[Data section Boundary: Start]
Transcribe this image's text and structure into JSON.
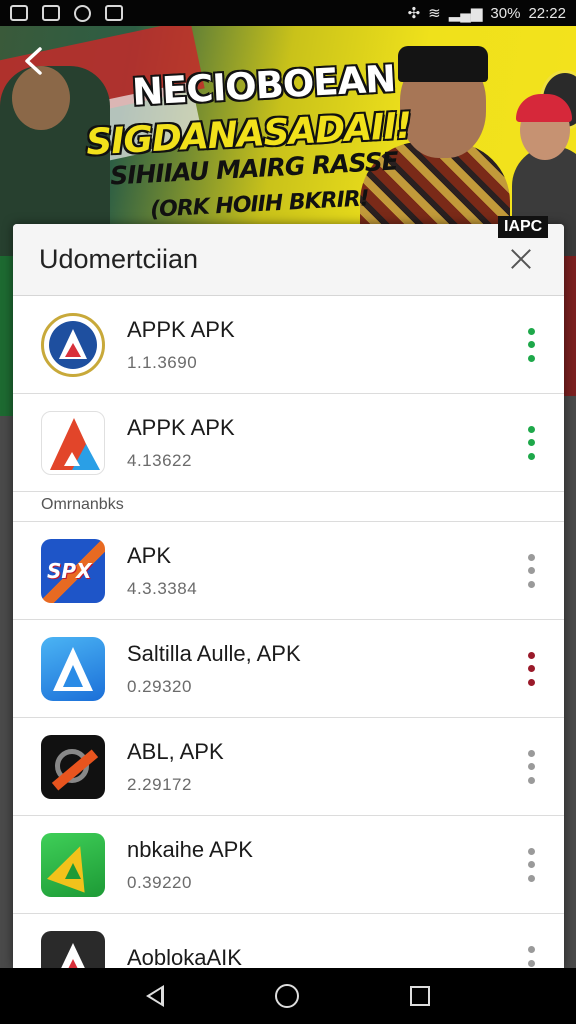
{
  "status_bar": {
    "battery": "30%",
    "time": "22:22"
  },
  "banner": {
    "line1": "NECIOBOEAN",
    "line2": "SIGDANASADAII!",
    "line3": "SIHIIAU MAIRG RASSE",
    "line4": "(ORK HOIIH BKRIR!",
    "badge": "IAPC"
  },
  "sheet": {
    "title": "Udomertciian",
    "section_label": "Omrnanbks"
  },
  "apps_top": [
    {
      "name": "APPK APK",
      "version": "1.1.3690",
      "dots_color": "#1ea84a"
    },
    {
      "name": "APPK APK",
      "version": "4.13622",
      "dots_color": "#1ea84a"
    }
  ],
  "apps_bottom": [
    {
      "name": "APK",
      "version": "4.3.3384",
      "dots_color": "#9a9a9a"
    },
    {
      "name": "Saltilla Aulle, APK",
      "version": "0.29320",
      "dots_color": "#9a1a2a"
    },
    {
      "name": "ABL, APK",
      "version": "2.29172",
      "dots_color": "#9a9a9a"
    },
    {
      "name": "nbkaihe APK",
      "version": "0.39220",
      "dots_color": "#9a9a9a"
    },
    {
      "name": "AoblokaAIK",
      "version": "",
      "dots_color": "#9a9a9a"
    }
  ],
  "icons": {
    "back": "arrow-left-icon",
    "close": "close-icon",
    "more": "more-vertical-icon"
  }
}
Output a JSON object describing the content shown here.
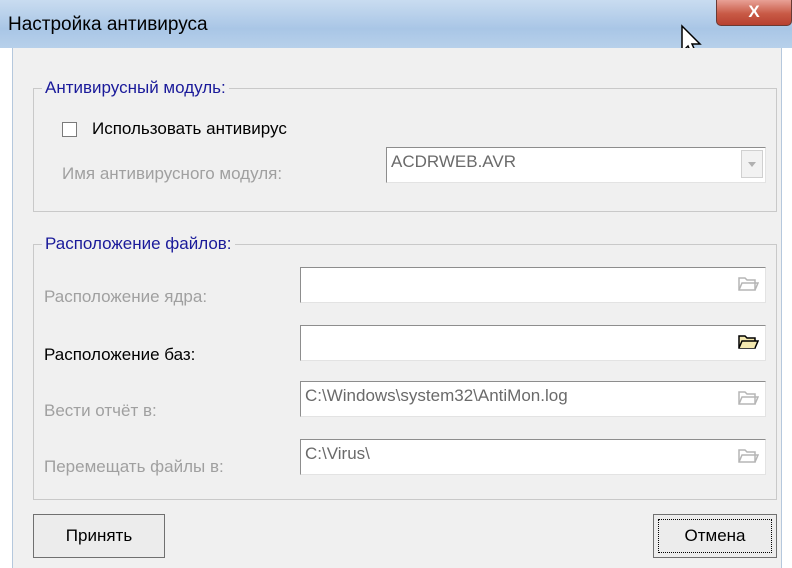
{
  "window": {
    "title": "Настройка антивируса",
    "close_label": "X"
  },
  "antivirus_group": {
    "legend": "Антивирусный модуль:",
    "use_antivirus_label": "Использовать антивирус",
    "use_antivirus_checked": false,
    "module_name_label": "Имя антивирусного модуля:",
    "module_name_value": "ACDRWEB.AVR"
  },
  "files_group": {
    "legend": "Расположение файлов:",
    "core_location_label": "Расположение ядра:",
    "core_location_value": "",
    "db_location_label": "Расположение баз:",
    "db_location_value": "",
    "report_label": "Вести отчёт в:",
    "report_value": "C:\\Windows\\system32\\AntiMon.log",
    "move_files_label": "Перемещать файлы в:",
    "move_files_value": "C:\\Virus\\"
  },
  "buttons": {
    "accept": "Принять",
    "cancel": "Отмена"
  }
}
[Data section Boundary: End]
[Data section Boundary: Start]
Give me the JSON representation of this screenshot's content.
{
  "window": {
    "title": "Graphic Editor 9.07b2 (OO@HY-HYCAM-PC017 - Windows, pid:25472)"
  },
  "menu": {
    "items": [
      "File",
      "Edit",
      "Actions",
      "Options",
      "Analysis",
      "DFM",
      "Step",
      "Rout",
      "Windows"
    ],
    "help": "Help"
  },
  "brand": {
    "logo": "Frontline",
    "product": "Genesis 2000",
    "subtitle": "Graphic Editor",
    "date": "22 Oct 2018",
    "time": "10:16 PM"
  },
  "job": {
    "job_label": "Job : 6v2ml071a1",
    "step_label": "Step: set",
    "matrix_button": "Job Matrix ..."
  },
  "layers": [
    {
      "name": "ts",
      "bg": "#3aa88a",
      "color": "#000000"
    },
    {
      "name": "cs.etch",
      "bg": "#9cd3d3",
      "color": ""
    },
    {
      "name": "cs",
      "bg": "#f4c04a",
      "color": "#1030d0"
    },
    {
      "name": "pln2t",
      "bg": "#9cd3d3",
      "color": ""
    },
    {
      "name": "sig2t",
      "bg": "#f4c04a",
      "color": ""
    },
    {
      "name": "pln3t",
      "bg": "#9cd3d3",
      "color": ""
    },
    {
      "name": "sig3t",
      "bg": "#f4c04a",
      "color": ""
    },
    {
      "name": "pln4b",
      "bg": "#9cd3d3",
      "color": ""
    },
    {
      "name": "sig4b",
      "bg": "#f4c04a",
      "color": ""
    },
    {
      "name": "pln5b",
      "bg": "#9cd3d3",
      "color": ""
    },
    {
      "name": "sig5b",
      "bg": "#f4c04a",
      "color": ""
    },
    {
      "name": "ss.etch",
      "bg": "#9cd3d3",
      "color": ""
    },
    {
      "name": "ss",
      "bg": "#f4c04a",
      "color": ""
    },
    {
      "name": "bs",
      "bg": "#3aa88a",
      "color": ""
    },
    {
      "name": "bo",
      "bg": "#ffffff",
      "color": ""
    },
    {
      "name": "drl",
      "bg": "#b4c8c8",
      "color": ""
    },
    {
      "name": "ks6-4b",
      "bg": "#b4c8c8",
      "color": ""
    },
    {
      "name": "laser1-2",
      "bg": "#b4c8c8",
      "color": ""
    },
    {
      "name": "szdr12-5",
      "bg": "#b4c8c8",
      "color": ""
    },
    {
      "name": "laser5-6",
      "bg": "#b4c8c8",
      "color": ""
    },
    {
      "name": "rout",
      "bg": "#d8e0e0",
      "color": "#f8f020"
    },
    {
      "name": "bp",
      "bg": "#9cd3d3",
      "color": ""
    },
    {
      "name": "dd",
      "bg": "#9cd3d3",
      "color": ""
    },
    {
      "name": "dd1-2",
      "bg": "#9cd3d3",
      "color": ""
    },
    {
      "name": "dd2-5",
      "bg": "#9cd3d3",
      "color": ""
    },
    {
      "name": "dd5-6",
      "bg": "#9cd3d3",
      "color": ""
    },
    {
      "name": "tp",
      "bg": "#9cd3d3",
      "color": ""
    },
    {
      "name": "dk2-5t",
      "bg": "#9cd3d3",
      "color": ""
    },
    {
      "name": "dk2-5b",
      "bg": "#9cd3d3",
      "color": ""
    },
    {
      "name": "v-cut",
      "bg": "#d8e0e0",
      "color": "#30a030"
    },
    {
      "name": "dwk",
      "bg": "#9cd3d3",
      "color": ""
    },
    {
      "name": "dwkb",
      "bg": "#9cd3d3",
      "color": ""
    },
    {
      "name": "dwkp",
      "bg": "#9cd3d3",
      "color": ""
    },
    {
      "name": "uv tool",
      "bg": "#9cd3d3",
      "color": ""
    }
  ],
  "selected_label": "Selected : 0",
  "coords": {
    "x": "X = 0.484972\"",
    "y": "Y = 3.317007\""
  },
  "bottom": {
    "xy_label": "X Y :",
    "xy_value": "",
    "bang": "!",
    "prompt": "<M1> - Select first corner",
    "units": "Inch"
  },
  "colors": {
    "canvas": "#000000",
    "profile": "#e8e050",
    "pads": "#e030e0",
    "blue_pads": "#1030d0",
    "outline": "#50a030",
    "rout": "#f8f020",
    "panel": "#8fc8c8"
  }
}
[Data section Boundary: End]
» What you have to do: Which lines above contain "this"? Show each of them.

» Response to the task:
Transcribe this image's text and structure into JSON.
Give me the JSON representation of this screenshot's content.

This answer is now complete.